** Start Records for processing **
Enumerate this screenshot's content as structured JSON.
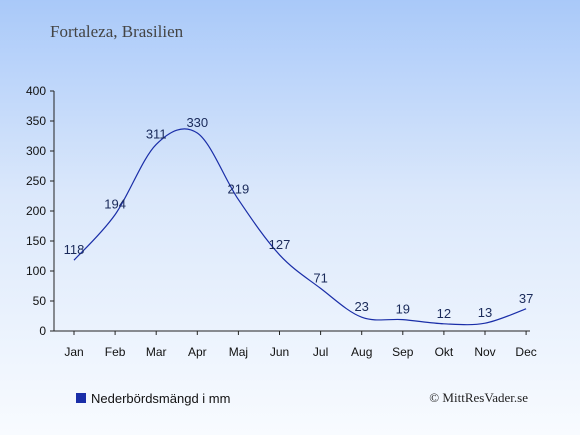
{
  "title": "Fortaleza, Brasilien",
  "legend": {
    "label": "Nederbördsmängd i mm",
    "color": "#1a2ea8"
  },
  "credit": "© MittResVader.se",
  "chart_data": {
    "type": "line",
    "title": "Fortaleza, Brasilien",
    "categories": [
      "Jan",
      "Feb",
      "Mar",
      "Apr",
      "Maj",
      "Jun",
      "Jul",
      "Aug",
      "Sep",
      "Okt",
      "Nov",
      "Dec"
    ],
    "series": [
      {
        "name": "Nederbördsmängd i mm",
        "values": [
          118,
          194,
          311,
          330,
          219,
          127,
          71,
          23,
          19,
          12,
          13,
          37
        ]
      }
    ],
    "ylim": [
      0,
      400
    ],
    "yticks": [
      0,
      50,
      100,
      150,
      200,
      250,
      300,
      350,
      400
    ],
    "grid": false,
    "legend_position": "bottom-left",
    "line_color": "#1a2ea8"
  }
}
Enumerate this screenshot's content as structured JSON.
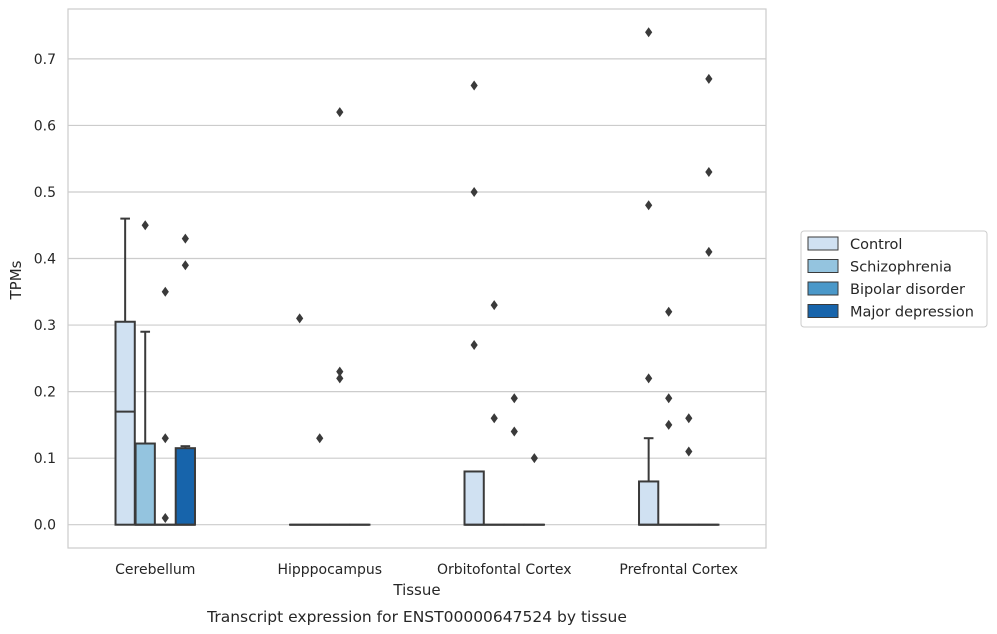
{
  "chart_data": {
    "type": "box",
    "caption": "Transcript expression for ENST00000647524 by tissue",
    "xlabel": "Tissue",
    "ylabel": "TPMs",
    "ylim": [
      -0.035,
      0.775
    ],
    "yticks": [
      0.0,
      0.1,
      0.2,
      0.3,
      0.4,
      0.5,
      0.6,
      0.7
    ],
    "ytick_labels": [
      "0.0",
      "0.1",
      "0.2",
      "0.3",
      "0.4",
      "0.5",
      "0.6",
      "0.7"
    ],
    "grid": "horizontal",
    "legend_position": "right",
    "categories": [
      "Cerebellum",
      "Hipppocampus",
      "Orbitofontal Cortex",
      "Prefrontal Cortex"
    ],
    "series": [
      {
        "name": "Control",
        "color": "#d0e1f2",
        "boxes": [
          {
            "q1": 0.0,
            "median": 0.17,
            "q3": 0.305,
            "whisker_low": 0.0,
            "whisker_high": 0.46,
            "outliers": []
          },
          {
            "q1": 0.0,
            "median": 0.0,
            "q3": 0.0,
            "whisker_low": 0.0,
            "whisker_high": 0.0,
            "outliers": [
              0.31
            ]
          },
          {
            "q1": 0.0,
            "median": 0.0,
            "q3": 0.08,
            "whisker_low": 0.0,
            "whisker_high": 0.08,
            "outliers": [
              0.27,
              0.5,
              0.66
            ]
          },
          {
            "q1": 0.0,
            "median": 0.0,
            "q3": 0.065,
            "whisker_low": 0.0,
            "whisker_high": 0.13,
            "outliers": [
              0.22,
              0.48,
              0.74
            ]
          }
        ]
      },
      {
        "name": "Schizophrenia",
        "color": "#94c4df",
        "boxes": [
          {
            "q1": 0.0,
            "median": 0.0,
            "q3": 0.122,
            "whisker_low": 0.0,
            "whisker_high": 0.29,
            "outliers": [
              0.45
            ]
          },
          {
            "q1": 0.0,
            "median": 0.0,
            "q3": 0.0,
            "whisker_low": 0.0,
            "whisker_high": 0.0,
            "outliers": [
              0.13
            ]
          },
          {
            "q1": 0.0,
            "median": 0.0,
            "q3": 0.0,
            "whisker_low": 0.0,
            "whisker_high": 0.0,
            "outliers": [
              0.16,
              0.33
            ]
          },
          {
            "q1": 0.0,
            "median": 0.0,
            "q3": 0.0,
            "whisker_low": 0.0,
            "whisker_high": 0.0,
            "outliers": [
              0.15,
              0.19,
              0.32
            ]
          }
        ]
      },
      {
        "name": "Bipolar disorder",
        "color": "#4a98c9",
        "boxes": [
          {
            "q1": 0.0,
            "median": 0.0,
            "q3": 0.0,
            "whisker_low": 0.0,
            "whisker_high": 0.0,
            "outliers": [
              0.01,
              0.13,
              0.35
            ]
          },
          {
            "q1": 0.0,
            "median": 0.0,
            "q3": 0.0,
            "whisker_low": 0.0,
            "whisker_high": 0.0,
            "outliers": [
              0.22,
              0.23,
              0.62
            ]
          },
          {
            "q1": 0.0,
            "median": 0.0,
            "q3": 0.0,
            "whisker_low": 0.0,
            "whisker_high": 0.0,
            "outliers": [
              0.14,
              0.19
            ]
          },
          {
            "q1": 0.0,
            "median": 0.0,
            "q3": 0.0,
            "whisker_low": 0.0,
            "whisker_high": 0.0,
            "outliers": [
              0.11,
              0.16
            ]
          }
        ]
      },
      {
        "name": "Major depression",
        "color": "#1764ab",
        "boxes": [
          {
            "q1": 0.0,
            "median": 0.0,
            "q3": 0.115,
            "whisker_low": 0.0,
            "whisker_high": 0.118,
            "outliers": [
              0.39,
              0.43
            ]
          },
          {
            "q1": 0.0,
            "median": 0.0,
            "q3": 0.0,
            "whisker_low": 0.0,
            "whisker_high": 0.0,
            "outliers": []
          },
          {
            "q1": 0.0,
            "median": 0.0,
            "q3": 0.0,
            "whisker_low": 0.0,
            "whisker_high": 0.0,
            "outliers": [
              0.1
            ]
          },
          {
            "q1": 0.0,
            "median": 0.0,
            "q3": 0.0,
            "whisker_low": 0.0,
            "whisker_high": 0.0,
            "outliers": [
              0.41,
              0.53,
              0.67
            ]
          }
        ]
      }
    ]
  }
}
** End Records for processing **
# [Required task]
Look through the material above. Copy each line where the word "name" appears.

# [Expected answer]
        "name": "Nederbördsmängd i mm",
        "name": "Control",
        "name": "Schizophrenia",
        "name": "Bipolar disorder",
        "name": "Major depression",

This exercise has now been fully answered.